● EXERCISE DESCRIPTION
Could you repeat the lines word for word, starting with the very first one and stopping after the line that contains "merge-icon[interactable] — [596, 76, 620, 98]", including both of those lines?

Element and region listings

________

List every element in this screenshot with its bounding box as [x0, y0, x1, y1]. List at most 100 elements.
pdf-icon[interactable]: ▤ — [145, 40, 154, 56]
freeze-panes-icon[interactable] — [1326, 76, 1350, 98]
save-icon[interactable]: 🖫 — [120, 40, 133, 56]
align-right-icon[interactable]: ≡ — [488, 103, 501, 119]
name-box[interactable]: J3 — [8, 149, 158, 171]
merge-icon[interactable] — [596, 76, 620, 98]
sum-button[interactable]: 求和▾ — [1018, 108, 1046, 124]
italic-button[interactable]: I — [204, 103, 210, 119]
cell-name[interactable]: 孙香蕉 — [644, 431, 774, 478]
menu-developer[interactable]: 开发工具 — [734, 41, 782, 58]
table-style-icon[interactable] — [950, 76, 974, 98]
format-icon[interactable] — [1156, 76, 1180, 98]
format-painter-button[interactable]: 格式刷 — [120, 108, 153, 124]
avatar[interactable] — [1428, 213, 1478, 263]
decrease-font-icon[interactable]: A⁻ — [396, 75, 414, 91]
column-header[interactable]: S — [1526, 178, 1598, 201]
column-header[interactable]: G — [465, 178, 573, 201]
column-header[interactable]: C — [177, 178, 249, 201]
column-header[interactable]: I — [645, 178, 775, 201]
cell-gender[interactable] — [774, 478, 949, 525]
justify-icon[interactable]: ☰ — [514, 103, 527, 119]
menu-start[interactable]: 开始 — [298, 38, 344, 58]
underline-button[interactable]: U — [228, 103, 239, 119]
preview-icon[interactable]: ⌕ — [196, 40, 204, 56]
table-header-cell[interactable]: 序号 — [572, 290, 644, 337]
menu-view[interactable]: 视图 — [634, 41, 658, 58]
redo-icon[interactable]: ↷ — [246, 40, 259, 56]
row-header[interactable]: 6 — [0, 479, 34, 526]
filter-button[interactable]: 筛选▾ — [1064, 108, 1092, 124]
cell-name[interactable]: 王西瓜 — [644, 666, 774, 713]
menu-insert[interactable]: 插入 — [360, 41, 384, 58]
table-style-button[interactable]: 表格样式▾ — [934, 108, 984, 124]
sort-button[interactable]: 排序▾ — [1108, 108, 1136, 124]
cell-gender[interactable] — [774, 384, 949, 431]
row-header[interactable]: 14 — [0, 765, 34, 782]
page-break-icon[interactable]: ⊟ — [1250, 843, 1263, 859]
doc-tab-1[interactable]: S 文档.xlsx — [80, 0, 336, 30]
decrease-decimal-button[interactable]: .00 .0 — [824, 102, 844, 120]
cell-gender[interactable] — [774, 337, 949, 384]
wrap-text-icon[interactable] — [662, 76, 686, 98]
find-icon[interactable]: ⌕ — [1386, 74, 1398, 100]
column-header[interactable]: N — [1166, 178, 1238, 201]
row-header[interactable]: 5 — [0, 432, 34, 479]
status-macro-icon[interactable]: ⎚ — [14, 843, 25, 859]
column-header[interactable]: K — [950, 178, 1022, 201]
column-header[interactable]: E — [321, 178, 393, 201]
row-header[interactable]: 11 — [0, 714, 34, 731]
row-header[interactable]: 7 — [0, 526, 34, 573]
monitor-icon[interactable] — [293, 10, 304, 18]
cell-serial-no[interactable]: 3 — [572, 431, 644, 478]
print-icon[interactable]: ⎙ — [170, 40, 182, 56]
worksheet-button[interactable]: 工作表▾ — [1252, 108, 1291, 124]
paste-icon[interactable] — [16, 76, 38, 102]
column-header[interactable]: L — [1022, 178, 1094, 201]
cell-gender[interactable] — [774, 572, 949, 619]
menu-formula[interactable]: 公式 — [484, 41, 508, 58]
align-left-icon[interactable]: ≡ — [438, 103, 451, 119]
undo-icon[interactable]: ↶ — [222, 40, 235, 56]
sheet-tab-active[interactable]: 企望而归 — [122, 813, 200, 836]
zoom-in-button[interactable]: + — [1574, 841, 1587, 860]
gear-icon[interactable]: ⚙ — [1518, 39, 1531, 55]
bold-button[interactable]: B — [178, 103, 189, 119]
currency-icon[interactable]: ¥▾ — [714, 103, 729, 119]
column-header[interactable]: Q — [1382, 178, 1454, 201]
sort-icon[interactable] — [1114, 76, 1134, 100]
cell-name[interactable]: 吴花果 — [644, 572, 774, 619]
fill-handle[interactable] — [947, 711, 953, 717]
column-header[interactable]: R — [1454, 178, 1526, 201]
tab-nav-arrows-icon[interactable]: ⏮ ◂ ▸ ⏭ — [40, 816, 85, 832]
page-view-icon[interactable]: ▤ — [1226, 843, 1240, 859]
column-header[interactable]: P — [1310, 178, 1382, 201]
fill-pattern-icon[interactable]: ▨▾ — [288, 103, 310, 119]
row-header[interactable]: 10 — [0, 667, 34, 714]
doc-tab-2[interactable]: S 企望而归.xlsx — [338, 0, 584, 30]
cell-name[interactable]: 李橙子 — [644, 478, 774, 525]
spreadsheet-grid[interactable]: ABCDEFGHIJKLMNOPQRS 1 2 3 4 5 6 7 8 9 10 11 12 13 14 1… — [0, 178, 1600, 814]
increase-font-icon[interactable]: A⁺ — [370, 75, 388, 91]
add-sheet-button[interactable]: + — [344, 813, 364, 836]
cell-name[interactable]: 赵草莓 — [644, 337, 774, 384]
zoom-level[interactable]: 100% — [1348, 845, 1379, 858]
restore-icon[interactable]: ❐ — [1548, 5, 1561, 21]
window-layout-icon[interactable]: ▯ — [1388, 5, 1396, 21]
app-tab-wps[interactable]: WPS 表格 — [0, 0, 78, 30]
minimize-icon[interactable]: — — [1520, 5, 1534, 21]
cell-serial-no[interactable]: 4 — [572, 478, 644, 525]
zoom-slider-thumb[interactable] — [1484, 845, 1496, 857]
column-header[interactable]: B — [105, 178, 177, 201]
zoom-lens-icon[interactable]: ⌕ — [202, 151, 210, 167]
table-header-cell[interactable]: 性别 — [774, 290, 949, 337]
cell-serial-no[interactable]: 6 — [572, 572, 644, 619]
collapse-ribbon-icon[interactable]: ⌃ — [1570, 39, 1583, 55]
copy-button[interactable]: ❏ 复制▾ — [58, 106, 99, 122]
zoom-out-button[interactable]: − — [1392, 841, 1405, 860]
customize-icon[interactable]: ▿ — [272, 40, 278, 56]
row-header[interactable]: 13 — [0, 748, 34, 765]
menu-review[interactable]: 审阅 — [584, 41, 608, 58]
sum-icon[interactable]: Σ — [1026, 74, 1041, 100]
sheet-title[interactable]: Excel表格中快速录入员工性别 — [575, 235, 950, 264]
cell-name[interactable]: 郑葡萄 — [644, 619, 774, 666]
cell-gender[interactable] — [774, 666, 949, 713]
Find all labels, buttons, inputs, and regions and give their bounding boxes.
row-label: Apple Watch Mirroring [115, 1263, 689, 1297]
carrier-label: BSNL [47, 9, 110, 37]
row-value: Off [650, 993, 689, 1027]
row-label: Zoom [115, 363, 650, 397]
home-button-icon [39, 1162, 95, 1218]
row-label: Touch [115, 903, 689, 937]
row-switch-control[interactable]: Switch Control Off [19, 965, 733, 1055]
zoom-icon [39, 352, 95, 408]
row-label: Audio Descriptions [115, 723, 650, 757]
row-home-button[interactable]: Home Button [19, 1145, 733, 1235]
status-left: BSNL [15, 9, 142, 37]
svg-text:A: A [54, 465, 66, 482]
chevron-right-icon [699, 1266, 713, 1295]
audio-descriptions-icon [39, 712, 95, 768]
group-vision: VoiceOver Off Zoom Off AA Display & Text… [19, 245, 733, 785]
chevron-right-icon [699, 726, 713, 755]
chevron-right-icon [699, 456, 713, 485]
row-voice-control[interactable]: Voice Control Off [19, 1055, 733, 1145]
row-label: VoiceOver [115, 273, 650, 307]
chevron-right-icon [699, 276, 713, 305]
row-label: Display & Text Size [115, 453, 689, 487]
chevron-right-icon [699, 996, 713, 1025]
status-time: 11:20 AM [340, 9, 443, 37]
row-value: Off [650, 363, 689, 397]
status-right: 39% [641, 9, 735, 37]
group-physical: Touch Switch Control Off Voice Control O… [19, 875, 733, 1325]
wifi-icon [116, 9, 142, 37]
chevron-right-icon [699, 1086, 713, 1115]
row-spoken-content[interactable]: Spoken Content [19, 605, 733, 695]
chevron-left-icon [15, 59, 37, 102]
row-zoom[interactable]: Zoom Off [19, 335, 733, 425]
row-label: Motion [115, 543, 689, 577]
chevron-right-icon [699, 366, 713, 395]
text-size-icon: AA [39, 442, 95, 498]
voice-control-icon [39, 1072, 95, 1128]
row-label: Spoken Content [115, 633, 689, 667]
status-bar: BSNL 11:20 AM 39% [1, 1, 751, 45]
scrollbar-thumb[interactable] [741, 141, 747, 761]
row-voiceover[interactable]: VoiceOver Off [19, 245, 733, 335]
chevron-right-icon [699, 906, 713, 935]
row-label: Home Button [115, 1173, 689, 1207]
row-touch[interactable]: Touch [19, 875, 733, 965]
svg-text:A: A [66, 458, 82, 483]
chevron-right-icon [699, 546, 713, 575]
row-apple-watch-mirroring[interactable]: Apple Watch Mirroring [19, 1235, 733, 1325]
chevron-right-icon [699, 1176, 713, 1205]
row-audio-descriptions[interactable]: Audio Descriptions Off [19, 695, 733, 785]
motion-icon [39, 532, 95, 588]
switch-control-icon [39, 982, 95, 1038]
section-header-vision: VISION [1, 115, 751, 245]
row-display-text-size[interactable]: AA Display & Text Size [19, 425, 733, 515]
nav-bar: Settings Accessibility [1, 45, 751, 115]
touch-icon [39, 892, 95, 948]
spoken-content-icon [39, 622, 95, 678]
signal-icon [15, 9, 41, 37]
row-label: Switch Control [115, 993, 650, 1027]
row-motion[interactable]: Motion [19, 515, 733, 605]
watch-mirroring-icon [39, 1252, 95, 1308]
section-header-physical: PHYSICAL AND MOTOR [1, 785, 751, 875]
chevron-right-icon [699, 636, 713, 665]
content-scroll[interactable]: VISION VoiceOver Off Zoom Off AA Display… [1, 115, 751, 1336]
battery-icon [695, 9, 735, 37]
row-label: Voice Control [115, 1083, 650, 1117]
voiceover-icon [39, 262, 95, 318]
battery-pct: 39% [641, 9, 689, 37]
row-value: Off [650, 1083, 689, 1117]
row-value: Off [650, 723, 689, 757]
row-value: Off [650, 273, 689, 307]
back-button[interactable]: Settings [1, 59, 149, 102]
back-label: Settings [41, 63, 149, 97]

________

● ANSWER TO THE PROBLEM
List every element in this screenshot with its bounding box as [x0, y0, x1, y1]. List at most 100 elements.
pdf-icon[interactable]: ▤ — [145, 40, 154, 56]
freeze-panes-icon[interactable] — [1326, 76, 1350, 98]
save-icon[interactable]: 🖫 — [120, 40, 133, 56]
align-right-icon[interactable]: ≡ — [488, 103, 501, 119]
name-box[interactable]: J3 — [8, 149, 158, 171]
merge-icon[interactable] — [596, 76, 620, 98]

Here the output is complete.